== Source material
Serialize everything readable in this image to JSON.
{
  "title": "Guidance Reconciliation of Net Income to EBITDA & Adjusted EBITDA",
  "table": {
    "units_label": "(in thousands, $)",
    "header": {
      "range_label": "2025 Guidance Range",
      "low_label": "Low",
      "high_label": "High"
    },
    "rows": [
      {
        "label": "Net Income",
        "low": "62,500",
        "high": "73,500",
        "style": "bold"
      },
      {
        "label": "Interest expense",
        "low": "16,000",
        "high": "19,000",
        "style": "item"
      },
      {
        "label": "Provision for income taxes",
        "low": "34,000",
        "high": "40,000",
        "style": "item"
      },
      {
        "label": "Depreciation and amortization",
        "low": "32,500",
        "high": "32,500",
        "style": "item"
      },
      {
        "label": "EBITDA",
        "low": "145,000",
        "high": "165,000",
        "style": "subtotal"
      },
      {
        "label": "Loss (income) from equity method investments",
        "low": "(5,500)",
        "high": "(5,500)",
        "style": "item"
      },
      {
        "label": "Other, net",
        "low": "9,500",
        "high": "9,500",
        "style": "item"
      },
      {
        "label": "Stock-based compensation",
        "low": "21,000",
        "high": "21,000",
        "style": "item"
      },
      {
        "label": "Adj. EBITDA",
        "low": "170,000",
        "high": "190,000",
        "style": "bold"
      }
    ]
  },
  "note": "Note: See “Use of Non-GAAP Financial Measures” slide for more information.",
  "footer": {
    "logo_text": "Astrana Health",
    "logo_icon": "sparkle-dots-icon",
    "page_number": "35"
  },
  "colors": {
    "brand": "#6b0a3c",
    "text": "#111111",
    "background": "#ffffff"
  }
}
====
**Stated task**
In the records above, find each line holding "Guidance" and copy it.

**Answer to this exercise**
  "title": "Guidance Reconciliation of Net Income to EBITDA & Adjusted EBITDA",
      "range_label": "2025 Guidance Range",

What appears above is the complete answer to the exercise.